Carry none of the pictures over; write out the complete data exactly.

(Items from a dataset)
•••••
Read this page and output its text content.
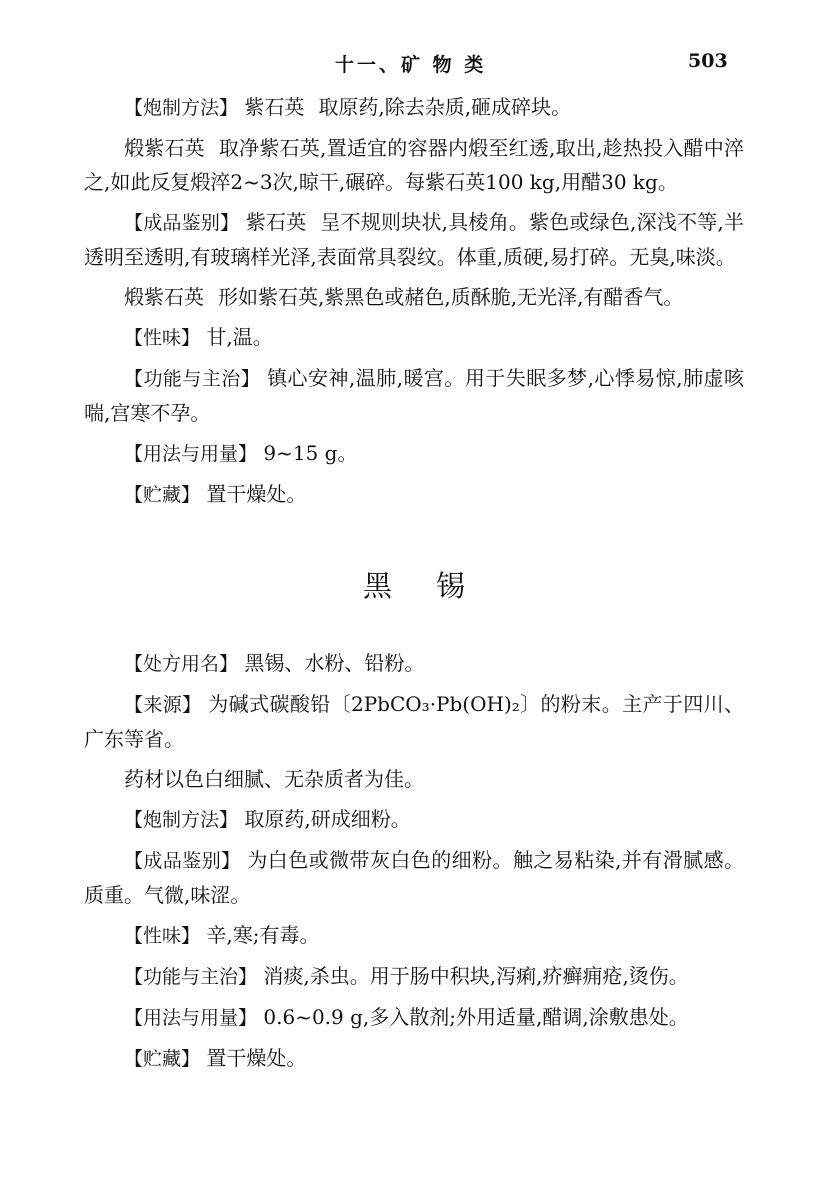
十一、矿 物 类	503

【炮制方法】 紫石英 取原药,除去杂质,砸成碎块。

煅紫石英 取净紫石英,置适宜的容器内煅至红透,取出,趁热投入醋中淬之,如此反复煅淬2~3次,晾干,碾碎。每紫石英100 kg,用醋30 kg。

【成品鉴别】 紫石英 呈不规则块状,具棱角。紫色或绿色,深浅不等,半透明至透明,有玻璃样光泽,表面常具裂纹。体重,质硬,易打碎。无臭,味淡。

煅紫石英 形如紫石英,紫黑色或赭色,质酥脆,无光泽,有醋香气。

【性味】 甘,温。

【功能与主治】 镇心安神,温肺,暖宫。用于失眠多梦,心悸易惊,肺虚咳喘,宫寒不孕。

【用法与用量】 9~15 g。

【贮藏】 置干燥处。

黑锡

【处方用名】 黑锡、水粉、铅粉。

【来源】 为碱式碳酸铅〔2PbCO₃·Pb(OH)₂〕的粉末。主产于四川、广东等省。

药材以色白细腻、无杂质者为佳。

【炮制方法】 取原药,研成细粉。

【成品鉴别】 为白色或微带灰白色的细粉。触之易粘染,并有滑腻感。质重。气微,味涩。

【性味】 辛,寒;有毒。

【功能与主治】 消痰,杀虫。用于肠中积块,泻痢,疥癣痈疮,烫伤。

【用法与用量】 0.6~0.9 g,多入散剂;外用适量,醋调,涂敷患处。

【贮藏】 置干燥处。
•••••
Solved exercise:
Read this page and output its text content.
十一、矿 物 类	503

【炮制方法】 紫石英 取原药,除去杂质,砸成碎块。

煅紫石英 取净紫石英,置适宜的容器内煅至红透,取出,趁热投入醋中淬之,如此反复煅淬2~3次,晾干,碾碎。每紫石英100 kg,用醋30 kg。

【成品鉴别】 紫石英 呈不规则块状,具棱角。紫色或绿色,深浅不等,半透明至透明,有玻璃样光泽,表面常具裂纹。体重,质硬,易打碎。无臭,味淡。

煅紫石英 形如紫石英,紫黑色或赭色,质酥脆,无光泽,有醋香气。

【性味】 甘,温。

【功能与主治】 镇心安神,温肺,暖宫。用于失眠多梦,心悸易惊,肺虚咳喘,宫寒不孕。

【用法与用量】 9~15 g。

【贮藏】 置干燥处。

黑锡

【处方用名】 黑锡、水粉、铅粉。

【来源】 为碱式碳酸铅〔2PbCO₃·Pb(OH)₂〕的粉末。主产于四川、广东等省。

药材以色白细腻、无杂质者为佳。

【炮制方法】 取原药,研成细粉。

【成品鉴别】 为白色或微带灰白色的细粉。触之易粘染,并有滑腻感。质重。气微,味涩。

【性味】 辛,寒;有毒。

【功能与主治】 消痰,杀虫。用于肠中积块,泻痢,疥癣痈疮,烫伤。

【用法与用量】 0.6~0.9 g,多入散剂;外用适量,醋调,涂敷患处。

【贮藏】 置干燥处。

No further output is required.